GIVEN TASK A — Repeat the forum thread about service mode word for word, in full.

TEXT TO READ —
○ ○ ○ ○ ○

# While in Service Mode - No Security and App Communication



## WDY (6 mo ago)

I took the model Y to a Tesla service center in Jacksonville FL to replace the glass roof. Upon arrival I asked if the vehicle would be placed outside while it stayed overnight. The answer was yes, all cars are outside overnight. I asked if they would be turning off the security and cameras while it was at the service center. The answer was “while in service mode, security and cameras would be off. I said that I didn’t care for this to happen and the response was sorry, that’s the policy. I need the glass replaced so what could I do, but speak my peace. Also, does this happen at all Tesla service centers?


----------



## JasonF (Oct 26, 2018)

Yes it does. But the service centers also have cameras outside, and a lot of them have a locking gate.

What you can request though is they not put it in service mode until they bring it into the shop. They may or may not agree to do that.


----------



## WDY (6 mo ago)

Yes, I saw cameras outside the building, but are they functional? There’s no gate or fence at this location and it’s not a very good area. I did mention about the crime in this area and the response was “this is Jacksonville and it has a high crime rate”.

I did ask not to place it in service mode and they said it’s policy to enable service mode immediately when the car is checked in. I also asked if the service mode disabled security/cameras and they said it did. It’s good to know that events are still recording as you mentioned, however, you still can’t view the status of the car or cameras in the tesla app. I guess I expected better from Tesla, I only ask to at least treat the car as I would treat somebody else’s Tesla. I guess I’ll be evaluating other Tesla service centers in the future before the next service.

○ ○ ○ ○ ○

GIVEN TASK B — Render the records from the line containing "tab-label: Trading Market" through the line containing "pack-count: 1x xyxy=(386,208,398,219)" as a Markdown table with columns Row and Record, skipping blank lines and including only those lines.

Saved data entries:

○ ○ ○ ○ ○

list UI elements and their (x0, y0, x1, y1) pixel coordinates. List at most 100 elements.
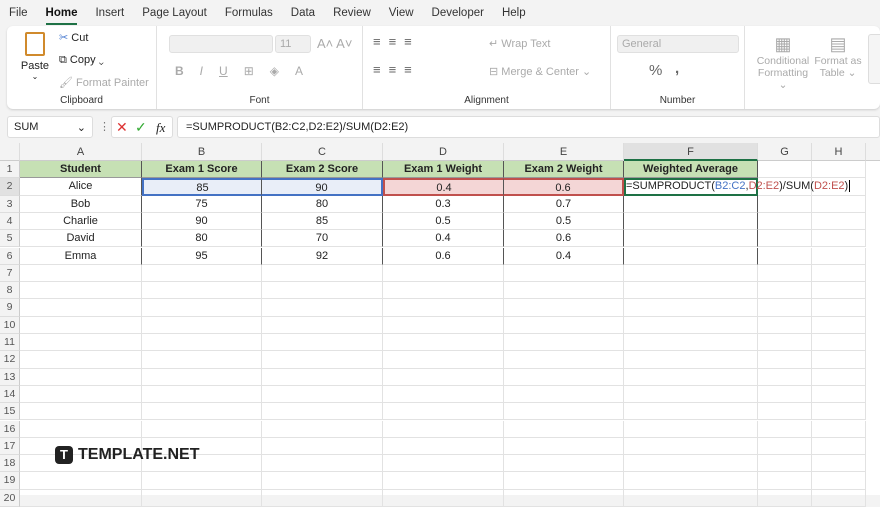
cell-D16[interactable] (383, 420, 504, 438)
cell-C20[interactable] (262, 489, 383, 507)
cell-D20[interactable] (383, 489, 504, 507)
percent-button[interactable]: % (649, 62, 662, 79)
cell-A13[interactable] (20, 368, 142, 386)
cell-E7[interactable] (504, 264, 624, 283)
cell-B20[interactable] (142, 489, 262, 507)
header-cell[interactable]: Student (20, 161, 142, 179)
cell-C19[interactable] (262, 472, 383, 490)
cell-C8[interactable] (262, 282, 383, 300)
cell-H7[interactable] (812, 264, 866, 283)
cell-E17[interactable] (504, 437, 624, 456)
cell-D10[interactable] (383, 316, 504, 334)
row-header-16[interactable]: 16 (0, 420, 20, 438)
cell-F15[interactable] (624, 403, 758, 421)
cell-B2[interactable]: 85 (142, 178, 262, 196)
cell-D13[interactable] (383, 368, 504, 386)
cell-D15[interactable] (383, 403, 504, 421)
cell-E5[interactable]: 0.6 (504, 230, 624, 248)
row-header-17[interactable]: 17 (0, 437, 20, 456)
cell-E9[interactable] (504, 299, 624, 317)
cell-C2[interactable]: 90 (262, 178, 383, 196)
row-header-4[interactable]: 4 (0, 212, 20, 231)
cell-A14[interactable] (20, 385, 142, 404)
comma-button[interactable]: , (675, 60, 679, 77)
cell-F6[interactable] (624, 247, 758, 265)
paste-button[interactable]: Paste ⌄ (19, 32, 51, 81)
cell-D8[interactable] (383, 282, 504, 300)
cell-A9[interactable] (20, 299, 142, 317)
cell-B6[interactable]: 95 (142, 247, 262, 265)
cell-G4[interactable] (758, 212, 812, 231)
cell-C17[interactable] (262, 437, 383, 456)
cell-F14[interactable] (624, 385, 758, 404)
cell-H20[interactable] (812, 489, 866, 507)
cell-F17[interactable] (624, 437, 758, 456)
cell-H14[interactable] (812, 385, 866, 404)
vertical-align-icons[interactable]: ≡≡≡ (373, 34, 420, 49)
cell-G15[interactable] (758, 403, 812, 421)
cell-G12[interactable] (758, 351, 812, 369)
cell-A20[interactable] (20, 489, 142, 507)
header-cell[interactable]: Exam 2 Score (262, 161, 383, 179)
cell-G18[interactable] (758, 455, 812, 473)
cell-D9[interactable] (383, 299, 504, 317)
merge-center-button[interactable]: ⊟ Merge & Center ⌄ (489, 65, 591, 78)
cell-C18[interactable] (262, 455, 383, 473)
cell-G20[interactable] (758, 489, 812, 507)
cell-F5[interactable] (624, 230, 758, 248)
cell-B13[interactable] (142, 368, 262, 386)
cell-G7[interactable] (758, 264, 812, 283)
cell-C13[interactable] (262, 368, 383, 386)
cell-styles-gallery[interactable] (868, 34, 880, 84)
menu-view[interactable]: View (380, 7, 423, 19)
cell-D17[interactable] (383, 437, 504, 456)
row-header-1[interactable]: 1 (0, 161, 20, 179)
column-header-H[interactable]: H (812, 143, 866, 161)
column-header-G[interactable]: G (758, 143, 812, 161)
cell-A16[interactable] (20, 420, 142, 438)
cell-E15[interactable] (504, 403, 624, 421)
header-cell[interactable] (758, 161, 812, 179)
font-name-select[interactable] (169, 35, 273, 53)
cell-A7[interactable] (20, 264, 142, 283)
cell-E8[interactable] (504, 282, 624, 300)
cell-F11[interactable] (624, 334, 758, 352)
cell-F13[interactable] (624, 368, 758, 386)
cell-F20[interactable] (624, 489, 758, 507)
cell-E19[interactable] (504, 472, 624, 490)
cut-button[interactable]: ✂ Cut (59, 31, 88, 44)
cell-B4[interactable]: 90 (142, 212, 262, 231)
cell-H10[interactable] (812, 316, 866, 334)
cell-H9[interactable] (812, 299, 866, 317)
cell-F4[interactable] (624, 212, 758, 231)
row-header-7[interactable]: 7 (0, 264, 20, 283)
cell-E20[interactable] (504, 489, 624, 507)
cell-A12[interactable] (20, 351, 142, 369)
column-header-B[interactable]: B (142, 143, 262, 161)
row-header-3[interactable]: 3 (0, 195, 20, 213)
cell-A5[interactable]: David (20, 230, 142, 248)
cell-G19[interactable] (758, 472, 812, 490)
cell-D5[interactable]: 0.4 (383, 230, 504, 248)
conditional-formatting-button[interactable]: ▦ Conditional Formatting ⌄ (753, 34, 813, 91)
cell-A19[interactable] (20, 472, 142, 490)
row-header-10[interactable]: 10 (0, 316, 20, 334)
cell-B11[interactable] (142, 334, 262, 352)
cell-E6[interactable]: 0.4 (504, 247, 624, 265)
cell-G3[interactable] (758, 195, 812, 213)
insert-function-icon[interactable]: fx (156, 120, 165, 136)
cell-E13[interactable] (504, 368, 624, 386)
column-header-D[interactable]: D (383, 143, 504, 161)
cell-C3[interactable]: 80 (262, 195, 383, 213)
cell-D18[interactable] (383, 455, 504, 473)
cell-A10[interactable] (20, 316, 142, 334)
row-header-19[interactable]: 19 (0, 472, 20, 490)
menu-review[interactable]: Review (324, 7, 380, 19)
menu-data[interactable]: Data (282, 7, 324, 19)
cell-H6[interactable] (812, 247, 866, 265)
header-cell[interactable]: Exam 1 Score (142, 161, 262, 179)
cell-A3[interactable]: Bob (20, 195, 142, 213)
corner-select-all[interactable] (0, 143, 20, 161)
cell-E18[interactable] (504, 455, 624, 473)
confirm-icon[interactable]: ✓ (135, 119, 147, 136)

○ ○ ○ ○ ○

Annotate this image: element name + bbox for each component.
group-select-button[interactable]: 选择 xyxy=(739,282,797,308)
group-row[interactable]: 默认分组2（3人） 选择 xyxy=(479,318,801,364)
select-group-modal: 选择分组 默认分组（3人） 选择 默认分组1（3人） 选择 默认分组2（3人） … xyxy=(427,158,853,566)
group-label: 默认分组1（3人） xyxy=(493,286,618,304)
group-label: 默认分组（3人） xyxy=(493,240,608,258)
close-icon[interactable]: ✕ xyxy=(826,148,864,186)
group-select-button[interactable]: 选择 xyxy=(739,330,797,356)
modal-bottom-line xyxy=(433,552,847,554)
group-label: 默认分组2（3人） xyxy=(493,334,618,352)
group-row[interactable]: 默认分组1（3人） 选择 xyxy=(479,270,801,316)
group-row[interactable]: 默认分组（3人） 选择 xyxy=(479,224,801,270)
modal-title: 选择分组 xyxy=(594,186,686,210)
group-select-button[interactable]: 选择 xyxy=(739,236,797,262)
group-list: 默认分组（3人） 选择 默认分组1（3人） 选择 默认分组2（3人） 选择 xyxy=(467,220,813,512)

○ ○ ○ ○ ○

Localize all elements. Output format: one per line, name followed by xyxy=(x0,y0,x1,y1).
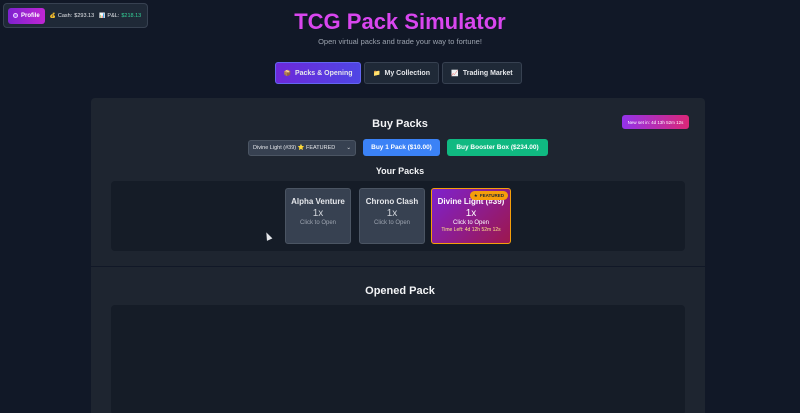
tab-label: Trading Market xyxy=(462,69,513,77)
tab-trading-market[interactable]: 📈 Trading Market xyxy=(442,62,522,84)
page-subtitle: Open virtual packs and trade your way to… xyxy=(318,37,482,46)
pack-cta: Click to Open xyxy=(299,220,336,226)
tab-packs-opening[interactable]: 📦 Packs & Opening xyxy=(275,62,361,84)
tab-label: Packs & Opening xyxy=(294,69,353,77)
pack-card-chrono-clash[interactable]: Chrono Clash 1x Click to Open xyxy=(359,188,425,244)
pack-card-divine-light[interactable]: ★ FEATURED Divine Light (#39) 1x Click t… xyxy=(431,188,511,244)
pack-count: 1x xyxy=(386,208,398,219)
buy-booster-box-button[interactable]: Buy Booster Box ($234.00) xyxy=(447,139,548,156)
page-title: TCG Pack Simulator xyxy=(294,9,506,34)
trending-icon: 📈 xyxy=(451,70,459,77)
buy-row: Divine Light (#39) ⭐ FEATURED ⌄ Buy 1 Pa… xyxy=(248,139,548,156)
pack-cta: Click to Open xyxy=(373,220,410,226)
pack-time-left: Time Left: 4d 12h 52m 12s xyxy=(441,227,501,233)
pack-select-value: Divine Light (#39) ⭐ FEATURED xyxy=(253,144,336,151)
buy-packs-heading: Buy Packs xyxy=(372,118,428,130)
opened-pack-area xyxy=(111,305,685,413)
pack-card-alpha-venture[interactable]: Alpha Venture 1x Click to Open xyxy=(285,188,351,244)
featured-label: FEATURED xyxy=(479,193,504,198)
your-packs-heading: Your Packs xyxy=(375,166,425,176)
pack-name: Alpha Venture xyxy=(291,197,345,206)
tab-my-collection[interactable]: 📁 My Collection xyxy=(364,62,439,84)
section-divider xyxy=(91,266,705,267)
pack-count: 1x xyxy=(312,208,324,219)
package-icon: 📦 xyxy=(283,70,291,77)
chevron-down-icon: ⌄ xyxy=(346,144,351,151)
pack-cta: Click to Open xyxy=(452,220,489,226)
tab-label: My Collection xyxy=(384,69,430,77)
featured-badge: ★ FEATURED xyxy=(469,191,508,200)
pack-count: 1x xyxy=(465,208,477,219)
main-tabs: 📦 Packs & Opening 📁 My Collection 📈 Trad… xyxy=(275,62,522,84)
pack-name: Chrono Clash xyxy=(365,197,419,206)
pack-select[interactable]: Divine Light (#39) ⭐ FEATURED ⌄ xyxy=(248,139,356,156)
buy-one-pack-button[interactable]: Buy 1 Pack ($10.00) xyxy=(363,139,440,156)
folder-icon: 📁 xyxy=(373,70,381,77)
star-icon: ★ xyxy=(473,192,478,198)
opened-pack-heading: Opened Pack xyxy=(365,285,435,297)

○ ○ ○ ○ ○

RESPONSE A —
# While in Service Mode - No Security and App Communication



## WDY (6 mo ago)

I took the model Y to a Tesla service center in Jacksonville FL to replace the glass roof. Upon arrival I asked if the vehicle would be placed outside while it stayed overnight. The answer was yes, all cars are outside overnight. I asked if they would be turning off the security and cameras while it was at the service center. The answer was “while in service mode, security and cameras would be off. I said that I didn’t care for this to happen and the response was sorry, that’s the policy. I need the glass replaced so what could I do, but speak my peace. Also, does this happen at all Tesla service centers?


----------



## JasonF (Oct 26, 2018)

Yes it does. But the service centers also have cameras outside, and a lot of them have a locking gate.

What you can request though is they not put it in service mode until they bring it into the shop. They may or may not agree to do that.


----------



## WDY (6 mo ago)

Yes, I saw cameras outside the building, but are they functional? There’s no gate or fence at this location and it’s not a very good area. I did mention about the crime in this area and the response was “this is Jacksonville and it has a high crime rate”.

I did ask not to place it in service mode and they said it’s policy to enable service mode immediately when the car is checked in. I also asked if the service mode disabled security/cameras and they said it did. It’s good to know that events are still recording as you mentioned, however, you still can’t view the status of the car or cameras in the tesla app. I guess I expected better from Tesla, I only ask to at least treat the car as I would treat somebody else’s Tesla. I guess I’ll be evaluating other Tesla service centers in the future before the next service.

RESPONSE B —
| Row | Record |
|---|---|
| 1 | tab-label: Trading Market xyxy=(462,69,513,77) |
| 2 | tab-trading-market[interactable]: 📈 Trading Market xyxy=(442,62,522,84) |
| 3 | page-subtitle: Open virtual packs and trade your way to… xyxy=(318,37,482,46) |
| 4 | pack-cta: Click to Open xyxy=(299,220,336,226) |
| 5 | tab-packs-opening[interactable]: 📦 Packs & Opening xyxy=(275,62,361,84) |
| 6 | tab-label: Packs & Opening xyxy=(294,69,353,77) |
| 7 | pack-card-chrono-clash[interactable]: Chrono Clash 1x Click to Open xyxy=(359,188,425,244) |
| 8 | pack-card-divine-light[interactable]: ★ FEATURED Divine Light (#39) 1x Click t… xyxy=(431,188,511,244) |
| 9 | pack-count: 1x xyxy=(386,208,398,219) |